> _Problem to solve_:
Check each line of the listing below for the string "arcu", and copy the ones that have it.

> _Rows_:

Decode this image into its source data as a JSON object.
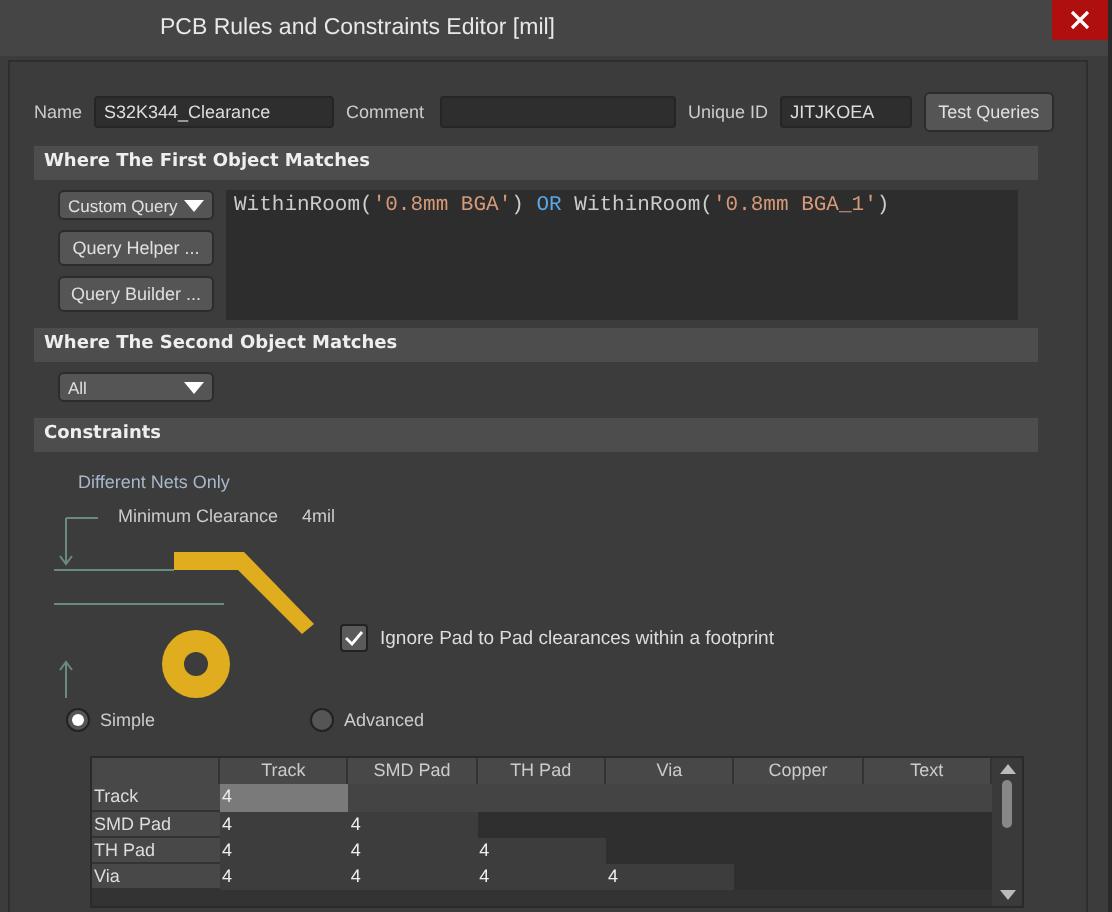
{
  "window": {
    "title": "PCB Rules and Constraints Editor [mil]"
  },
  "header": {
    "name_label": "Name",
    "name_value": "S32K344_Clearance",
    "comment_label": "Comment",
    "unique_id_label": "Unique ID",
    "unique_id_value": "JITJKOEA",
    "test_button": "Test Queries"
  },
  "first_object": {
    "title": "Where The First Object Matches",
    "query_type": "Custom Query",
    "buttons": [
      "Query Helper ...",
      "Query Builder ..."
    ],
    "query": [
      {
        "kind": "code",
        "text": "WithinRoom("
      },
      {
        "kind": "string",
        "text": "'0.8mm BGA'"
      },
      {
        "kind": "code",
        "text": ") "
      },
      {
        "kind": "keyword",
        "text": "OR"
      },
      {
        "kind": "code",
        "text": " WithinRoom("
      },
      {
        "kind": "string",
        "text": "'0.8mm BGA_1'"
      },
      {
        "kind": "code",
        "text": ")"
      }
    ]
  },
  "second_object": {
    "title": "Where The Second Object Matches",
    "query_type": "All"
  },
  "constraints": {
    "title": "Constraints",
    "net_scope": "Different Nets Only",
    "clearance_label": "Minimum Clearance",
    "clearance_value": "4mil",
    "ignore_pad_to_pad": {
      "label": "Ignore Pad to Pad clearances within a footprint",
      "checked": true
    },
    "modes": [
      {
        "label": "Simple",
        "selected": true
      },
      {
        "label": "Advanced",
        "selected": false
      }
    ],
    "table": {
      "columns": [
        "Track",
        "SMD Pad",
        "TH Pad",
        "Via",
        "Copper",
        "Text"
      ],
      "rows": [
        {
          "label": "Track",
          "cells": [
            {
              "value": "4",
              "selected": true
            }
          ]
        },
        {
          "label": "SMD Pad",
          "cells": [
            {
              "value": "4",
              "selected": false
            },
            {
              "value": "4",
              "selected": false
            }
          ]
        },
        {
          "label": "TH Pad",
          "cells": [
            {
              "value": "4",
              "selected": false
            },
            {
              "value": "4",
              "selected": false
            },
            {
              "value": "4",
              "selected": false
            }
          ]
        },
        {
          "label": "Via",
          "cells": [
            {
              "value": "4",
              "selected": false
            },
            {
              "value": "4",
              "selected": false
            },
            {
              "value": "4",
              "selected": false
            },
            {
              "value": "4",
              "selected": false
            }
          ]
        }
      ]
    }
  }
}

...

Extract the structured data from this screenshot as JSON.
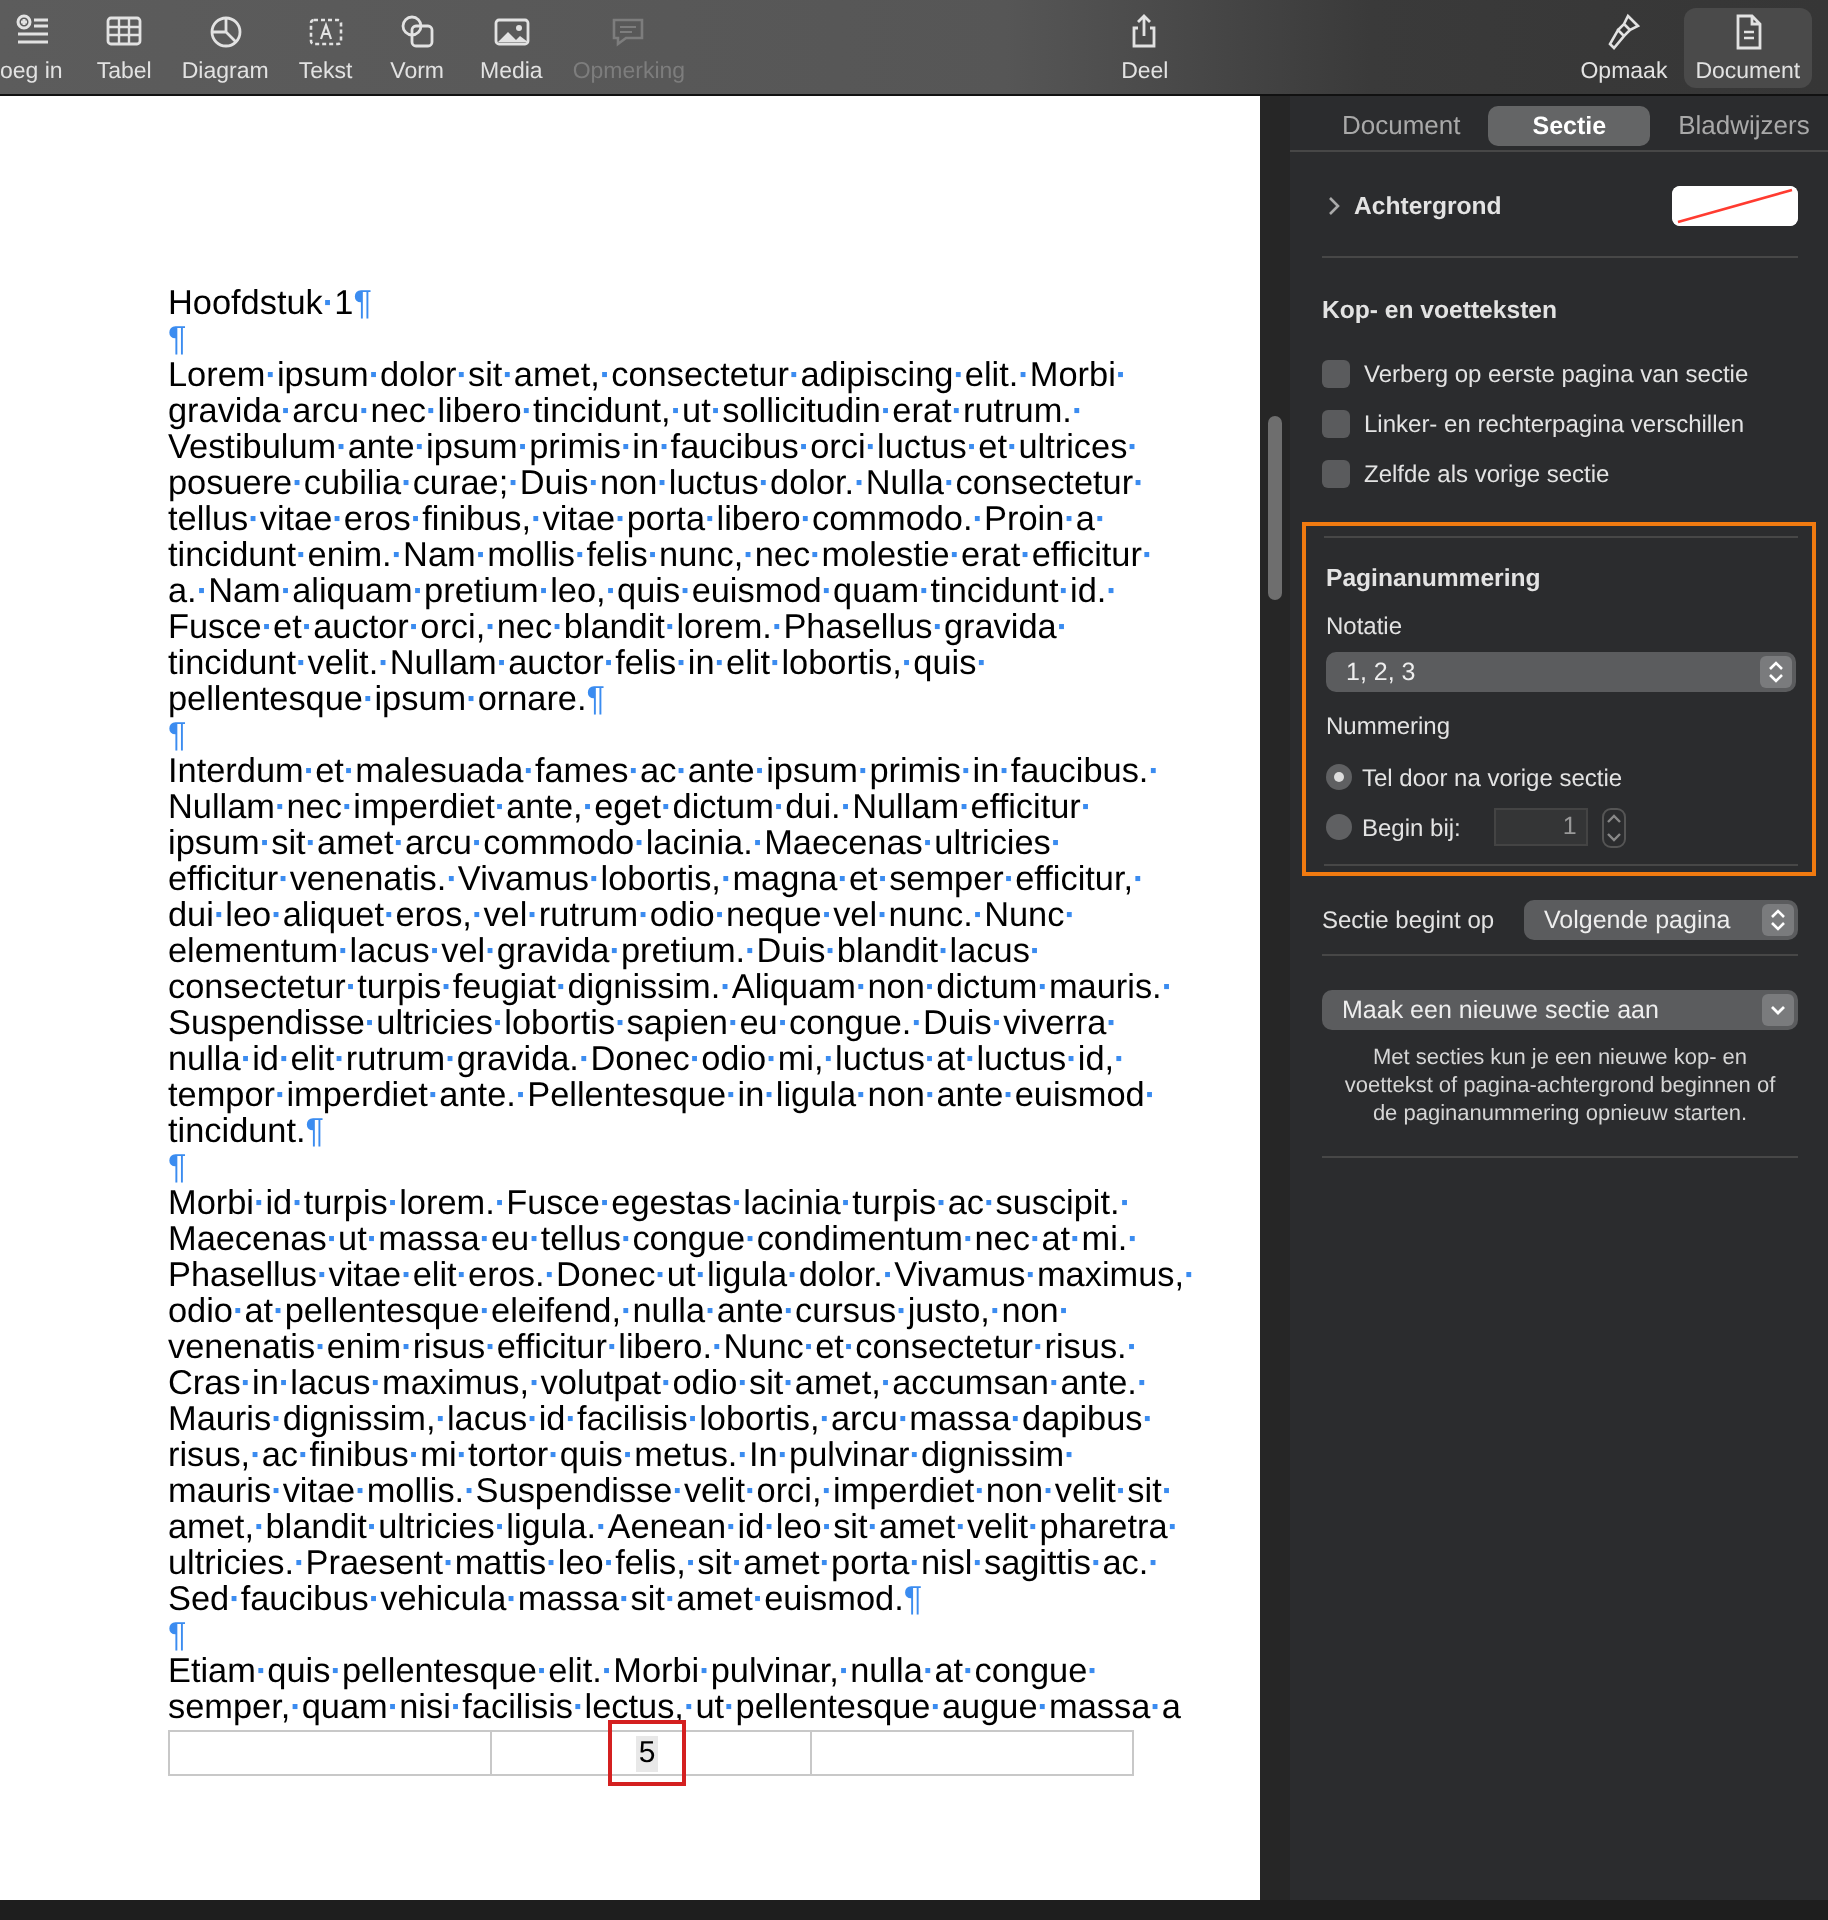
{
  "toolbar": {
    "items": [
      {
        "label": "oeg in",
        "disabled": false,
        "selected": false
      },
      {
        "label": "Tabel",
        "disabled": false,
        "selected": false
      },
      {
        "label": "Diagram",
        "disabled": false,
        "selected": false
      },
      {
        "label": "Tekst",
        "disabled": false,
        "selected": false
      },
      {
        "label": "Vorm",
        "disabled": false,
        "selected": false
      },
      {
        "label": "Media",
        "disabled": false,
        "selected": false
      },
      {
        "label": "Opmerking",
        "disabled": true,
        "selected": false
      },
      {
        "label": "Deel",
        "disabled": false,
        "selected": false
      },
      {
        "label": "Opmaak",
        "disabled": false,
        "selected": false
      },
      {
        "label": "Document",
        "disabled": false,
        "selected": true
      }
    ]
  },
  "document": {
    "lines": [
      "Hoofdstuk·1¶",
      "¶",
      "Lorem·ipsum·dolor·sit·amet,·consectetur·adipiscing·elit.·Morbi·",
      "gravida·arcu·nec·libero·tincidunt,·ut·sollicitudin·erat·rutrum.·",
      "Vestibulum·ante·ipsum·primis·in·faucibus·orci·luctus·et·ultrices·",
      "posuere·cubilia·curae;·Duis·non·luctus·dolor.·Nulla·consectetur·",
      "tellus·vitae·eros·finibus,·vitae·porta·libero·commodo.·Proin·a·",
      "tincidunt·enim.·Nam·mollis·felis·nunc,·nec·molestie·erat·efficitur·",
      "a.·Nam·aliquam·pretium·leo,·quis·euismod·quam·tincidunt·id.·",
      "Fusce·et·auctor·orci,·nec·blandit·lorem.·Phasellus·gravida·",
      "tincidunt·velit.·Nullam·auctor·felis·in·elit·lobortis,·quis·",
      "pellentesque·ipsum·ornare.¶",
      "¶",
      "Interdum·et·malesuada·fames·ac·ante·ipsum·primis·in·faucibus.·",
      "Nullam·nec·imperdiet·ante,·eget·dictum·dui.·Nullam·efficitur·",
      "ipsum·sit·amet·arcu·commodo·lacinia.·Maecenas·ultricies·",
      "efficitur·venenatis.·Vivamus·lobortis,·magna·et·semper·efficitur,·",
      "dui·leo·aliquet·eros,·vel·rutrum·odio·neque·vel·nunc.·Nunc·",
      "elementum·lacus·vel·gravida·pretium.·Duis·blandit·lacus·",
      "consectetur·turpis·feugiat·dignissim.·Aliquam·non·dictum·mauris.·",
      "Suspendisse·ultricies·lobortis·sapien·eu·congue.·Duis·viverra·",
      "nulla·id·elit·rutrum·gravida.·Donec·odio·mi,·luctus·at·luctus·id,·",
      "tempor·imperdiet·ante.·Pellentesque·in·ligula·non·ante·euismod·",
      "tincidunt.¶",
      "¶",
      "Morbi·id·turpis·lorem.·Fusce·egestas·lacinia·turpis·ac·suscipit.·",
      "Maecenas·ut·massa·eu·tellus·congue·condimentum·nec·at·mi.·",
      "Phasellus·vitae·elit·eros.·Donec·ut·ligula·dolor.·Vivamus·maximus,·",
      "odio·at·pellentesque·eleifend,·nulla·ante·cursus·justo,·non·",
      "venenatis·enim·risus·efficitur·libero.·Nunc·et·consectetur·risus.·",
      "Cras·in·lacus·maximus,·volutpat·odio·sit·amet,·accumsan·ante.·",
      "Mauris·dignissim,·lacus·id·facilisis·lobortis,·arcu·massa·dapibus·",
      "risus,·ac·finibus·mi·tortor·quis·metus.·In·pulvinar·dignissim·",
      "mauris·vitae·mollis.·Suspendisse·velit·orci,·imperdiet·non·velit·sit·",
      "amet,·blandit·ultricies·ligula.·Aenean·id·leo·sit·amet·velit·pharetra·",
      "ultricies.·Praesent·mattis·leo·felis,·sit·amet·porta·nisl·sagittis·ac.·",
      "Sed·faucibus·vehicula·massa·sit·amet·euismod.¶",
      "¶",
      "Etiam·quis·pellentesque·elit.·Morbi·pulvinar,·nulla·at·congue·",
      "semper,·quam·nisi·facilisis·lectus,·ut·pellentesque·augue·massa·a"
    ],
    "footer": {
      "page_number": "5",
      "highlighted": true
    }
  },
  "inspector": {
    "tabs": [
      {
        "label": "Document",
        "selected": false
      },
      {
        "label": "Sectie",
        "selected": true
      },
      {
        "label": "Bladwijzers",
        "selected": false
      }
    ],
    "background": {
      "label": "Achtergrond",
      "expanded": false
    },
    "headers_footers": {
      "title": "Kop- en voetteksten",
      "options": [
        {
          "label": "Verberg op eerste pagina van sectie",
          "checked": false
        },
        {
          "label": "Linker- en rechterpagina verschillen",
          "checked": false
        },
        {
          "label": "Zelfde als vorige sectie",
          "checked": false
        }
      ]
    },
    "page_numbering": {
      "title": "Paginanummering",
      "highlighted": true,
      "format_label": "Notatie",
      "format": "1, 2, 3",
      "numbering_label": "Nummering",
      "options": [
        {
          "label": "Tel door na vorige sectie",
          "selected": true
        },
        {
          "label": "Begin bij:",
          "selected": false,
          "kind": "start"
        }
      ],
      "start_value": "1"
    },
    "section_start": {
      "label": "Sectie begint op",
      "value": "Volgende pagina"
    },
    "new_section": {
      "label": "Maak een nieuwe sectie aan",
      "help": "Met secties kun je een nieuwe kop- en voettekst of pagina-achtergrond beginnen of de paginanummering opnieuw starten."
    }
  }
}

---

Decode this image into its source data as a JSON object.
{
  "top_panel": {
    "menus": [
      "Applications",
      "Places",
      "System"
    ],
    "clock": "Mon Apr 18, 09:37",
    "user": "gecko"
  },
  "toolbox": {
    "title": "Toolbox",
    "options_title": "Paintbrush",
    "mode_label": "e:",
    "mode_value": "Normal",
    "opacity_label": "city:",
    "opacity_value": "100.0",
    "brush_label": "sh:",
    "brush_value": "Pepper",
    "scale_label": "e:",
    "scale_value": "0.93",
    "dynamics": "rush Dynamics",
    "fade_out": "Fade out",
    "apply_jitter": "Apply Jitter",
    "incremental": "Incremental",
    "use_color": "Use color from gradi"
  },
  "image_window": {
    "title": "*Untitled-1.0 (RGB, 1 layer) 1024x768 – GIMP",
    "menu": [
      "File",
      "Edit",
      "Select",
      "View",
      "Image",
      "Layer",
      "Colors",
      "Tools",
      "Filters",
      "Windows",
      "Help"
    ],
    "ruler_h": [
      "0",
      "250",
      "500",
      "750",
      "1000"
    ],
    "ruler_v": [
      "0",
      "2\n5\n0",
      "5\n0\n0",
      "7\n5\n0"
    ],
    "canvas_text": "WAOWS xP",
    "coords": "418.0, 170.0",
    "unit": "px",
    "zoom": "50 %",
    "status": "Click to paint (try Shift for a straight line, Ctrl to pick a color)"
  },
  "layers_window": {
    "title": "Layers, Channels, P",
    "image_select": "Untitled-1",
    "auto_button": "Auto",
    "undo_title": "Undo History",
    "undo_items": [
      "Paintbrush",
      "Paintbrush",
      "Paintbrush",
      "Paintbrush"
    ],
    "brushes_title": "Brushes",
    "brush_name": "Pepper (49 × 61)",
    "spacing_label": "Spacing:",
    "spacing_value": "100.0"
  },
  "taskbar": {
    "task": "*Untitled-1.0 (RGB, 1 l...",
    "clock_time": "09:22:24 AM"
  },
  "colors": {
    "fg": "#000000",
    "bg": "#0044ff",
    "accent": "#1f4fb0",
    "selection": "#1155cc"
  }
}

> _Exercise answer_:
      "gravida·arcu·nec·libero·tincidunt,·ut·sollicitudin·erat·rutrum.·",
      "ipsum·sit·amet·arcu·commodo·lacinia.·Maecenas·ultricies·",
      "Mauris·dignissim,·lacus·id·facilisis·lobortis,·arcu·massa·dapibus·",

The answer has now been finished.